### WHAT NEEDS TO BE DONE
Substitute "vertical-gridline" for "x-gridline" in the listing, starting at its first line and stopping after the line that contains "y-axis-tick-label: 1000 bbox=[42, 275, 68, 286]". Give those lines again with nothing else changed.

### RECORDS
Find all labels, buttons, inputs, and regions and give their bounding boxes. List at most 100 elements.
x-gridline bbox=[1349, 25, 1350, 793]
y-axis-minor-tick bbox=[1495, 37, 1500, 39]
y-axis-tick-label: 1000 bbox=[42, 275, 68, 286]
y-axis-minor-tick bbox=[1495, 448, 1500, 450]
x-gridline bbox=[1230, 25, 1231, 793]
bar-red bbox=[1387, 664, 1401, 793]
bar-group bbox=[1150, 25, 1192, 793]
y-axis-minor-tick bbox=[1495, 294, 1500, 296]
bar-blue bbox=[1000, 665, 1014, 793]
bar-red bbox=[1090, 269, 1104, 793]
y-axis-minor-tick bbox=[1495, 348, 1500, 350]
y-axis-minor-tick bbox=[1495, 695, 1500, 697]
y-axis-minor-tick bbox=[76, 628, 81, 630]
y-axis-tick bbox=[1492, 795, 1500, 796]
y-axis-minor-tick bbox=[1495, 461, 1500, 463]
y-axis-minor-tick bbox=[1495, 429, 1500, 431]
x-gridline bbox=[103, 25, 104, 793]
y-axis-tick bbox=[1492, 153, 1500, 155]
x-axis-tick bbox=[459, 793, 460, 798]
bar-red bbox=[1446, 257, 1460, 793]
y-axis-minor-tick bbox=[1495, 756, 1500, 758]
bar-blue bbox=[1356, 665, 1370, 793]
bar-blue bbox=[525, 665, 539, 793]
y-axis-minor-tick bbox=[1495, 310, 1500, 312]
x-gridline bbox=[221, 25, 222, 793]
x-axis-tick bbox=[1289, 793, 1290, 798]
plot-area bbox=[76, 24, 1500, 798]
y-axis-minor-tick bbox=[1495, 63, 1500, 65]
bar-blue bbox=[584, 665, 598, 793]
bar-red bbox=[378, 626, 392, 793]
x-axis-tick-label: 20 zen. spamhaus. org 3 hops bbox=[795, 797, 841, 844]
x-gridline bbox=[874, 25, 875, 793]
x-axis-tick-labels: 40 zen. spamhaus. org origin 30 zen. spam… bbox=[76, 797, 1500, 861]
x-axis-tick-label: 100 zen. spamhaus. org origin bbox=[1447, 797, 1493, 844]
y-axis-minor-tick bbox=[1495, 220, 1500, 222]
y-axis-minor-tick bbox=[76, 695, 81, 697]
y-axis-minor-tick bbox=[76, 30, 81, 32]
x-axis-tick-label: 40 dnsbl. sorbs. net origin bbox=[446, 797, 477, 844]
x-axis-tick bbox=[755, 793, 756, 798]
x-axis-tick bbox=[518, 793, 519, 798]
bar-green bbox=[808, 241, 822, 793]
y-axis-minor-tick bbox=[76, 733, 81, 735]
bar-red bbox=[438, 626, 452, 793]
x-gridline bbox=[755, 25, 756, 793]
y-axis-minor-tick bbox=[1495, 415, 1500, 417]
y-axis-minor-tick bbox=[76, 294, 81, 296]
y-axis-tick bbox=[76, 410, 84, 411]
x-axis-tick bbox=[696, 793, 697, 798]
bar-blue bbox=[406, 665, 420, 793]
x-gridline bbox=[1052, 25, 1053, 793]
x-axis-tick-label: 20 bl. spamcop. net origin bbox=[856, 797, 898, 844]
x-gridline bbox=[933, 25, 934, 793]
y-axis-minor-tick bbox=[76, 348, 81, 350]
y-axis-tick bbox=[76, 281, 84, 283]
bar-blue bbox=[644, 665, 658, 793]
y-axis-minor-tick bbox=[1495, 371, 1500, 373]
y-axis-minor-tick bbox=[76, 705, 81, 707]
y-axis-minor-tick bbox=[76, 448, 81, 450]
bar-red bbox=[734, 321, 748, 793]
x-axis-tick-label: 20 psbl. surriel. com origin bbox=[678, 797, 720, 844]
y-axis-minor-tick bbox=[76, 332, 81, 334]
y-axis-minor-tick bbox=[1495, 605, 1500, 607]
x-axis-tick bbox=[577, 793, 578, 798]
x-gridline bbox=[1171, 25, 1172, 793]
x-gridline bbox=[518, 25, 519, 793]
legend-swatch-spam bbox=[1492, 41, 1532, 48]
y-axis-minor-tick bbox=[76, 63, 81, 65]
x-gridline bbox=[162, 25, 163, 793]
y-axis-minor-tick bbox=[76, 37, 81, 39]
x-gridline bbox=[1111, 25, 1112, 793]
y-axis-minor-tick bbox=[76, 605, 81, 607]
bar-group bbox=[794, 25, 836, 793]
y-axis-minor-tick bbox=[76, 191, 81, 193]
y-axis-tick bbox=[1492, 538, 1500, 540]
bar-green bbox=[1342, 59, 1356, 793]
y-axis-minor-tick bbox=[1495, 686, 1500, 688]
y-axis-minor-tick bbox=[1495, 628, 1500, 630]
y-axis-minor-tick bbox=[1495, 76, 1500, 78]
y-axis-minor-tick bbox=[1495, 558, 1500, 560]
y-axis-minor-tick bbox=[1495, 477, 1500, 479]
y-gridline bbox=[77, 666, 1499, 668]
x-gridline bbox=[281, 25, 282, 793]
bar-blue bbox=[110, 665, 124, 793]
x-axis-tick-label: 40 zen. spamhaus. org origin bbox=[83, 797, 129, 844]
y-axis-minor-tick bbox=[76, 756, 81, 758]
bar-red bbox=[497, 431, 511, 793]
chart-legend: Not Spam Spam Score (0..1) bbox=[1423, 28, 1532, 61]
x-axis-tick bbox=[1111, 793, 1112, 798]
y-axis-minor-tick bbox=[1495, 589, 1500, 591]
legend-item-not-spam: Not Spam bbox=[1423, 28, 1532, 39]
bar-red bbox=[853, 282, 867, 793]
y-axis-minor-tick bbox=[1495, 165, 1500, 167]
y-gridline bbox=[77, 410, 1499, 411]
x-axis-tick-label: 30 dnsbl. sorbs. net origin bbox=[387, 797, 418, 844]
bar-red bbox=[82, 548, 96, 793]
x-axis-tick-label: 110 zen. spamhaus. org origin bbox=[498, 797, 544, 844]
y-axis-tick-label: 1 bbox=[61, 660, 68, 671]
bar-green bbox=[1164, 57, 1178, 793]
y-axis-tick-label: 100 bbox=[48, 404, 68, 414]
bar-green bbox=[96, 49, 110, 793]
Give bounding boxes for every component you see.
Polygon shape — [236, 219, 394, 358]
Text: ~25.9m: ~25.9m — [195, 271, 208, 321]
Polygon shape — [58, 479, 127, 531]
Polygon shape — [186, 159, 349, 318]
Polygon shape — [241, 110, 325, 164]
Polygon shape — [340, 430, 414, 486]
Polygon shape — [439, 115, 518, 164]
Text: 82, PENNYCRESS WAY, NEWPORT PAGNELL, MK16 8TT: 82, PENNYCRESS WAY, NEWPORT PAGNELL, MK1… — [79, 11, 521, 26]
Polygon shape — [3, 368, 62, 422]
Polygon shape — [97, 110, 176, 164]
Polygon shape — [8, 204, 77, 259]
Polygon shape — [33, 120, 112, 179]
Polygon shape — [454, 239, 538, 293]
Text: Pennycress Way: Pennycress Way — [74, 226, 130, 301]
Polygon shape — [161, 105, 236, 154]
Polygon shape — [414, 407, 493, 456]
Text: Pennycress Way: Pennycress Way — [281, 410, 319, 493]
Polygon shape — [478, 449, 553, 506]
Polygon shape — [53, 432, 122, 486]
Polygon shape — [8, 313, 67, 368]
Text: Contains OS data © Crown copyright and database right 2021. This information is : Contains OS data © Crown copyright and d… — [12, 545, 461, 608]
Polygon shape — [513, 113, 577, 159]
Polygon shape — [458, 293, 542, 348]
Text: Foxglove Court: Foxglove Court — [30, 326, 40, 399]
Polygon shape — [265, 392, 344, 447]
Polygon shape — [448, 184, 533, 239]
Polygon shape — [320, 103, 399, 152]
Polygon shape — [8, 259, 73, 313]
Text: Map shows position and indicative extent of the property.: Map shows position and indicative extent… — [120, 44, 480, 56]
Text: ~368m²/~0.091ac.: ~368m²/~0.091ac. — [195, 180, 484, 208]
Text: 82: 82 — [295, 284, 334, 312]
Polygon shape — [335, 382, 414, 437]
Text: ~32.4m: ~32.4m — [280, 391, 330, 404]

### REPLY TO THE TASK
Find all labels, buttons, inputs, and regions and give their bounding boxes. List at most 100 elements.
vertical-gridline bbox=[1349, 25, 1350, 793]
y-axis-minor-tick bbox=[1495, 37, 1500, 39]
y-axis-tick-label: 1000 bbox=[42, 275, 68, 286]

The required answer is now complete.